▶ SOURCE PASSAGE:
= = = = = = =

Thursday, May 20, 2010

Setting up Alfresco 3.3 Community Edition Standalone Deployment Receiver for WCM

I'm trying out the latest edition of the Alfresco content management system community edition. This is a free, open-source content management system that can do both document and web content management (and much more). What my company wants to use it for is web content management (managing html, php, css, images etc. for our many websites).

We like open source software so we are trying to use the completely unsupported, not guaranteed OS version instead of the fully supported and tested enterprise version. Without support or thorough documentation I am on my own (with the help of generous community members) to get this thing installed, configured and up and running and to keep it that way.

= = = = = = =

▶ RECORDS:
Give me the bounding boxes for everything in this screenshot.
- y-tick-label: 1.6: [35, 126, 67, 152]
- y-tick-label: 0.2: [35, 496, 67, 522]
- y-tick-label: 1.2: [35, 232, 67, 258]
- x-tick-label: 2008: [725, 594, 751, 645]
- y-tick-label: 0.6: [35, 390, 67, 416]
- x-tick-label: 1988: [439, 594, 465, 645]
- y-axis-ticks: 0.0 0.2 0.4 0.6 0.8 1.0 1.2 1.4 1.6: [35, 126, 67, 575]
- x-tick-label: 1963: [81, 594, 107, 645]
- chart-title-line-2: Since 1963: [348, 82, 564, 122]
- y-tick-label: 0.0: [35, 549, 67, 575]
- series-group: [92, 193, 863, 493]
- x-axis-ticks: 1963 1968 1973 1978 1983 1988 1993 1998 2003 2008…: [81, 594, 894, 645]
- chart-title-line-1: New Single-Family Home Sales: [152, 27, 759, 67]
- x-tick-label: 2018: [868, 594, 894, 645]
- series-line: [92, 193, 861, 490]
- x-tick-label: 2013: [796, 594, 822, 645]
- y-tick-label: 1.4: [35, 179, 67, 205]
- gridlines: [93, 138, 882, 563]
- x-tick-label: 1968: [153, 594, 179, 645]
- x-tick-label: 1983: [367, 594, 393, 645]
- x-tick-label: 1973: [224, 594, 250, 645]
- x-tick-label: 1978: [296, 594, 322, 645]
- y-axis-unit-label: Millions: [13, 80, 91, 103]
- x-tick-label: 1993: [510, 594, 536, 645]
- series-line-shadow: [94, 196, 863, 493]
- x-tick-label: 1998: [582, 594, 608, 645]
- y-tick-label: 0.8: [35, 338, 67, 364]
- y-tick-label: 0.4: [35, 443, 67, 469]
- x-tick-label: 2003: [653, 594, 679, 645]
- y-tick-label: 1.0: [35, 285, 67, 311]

= = = = = = =

▶ PROBLEM 1:
In the blog post about setting up Alfresco 3.3, what does the writer's company want to use the system for?
▶ PROBLEM 2:
Reproduce the passage of the Alfresco blog post starting with "Thursday, May 20, 2010" and going on through "our many websites).".

▶ FINAL ANSWER 1:
Web content management: managing html, php, css, images and similar files for its many websites.

▶ FINAL ANSWER 2:
Thursday, May 20, 2010

Setting up Alfresco 3.3 Community Edition Standalone Deployment Receiver for WCM

I'm trying out the latest edition of the Alfresco content management system community edition. This is a free, open-source content management system that can do both document and web content management (and much more). What my company wants to use it for is web content management (managing html, php, css, images etc. for our many websites).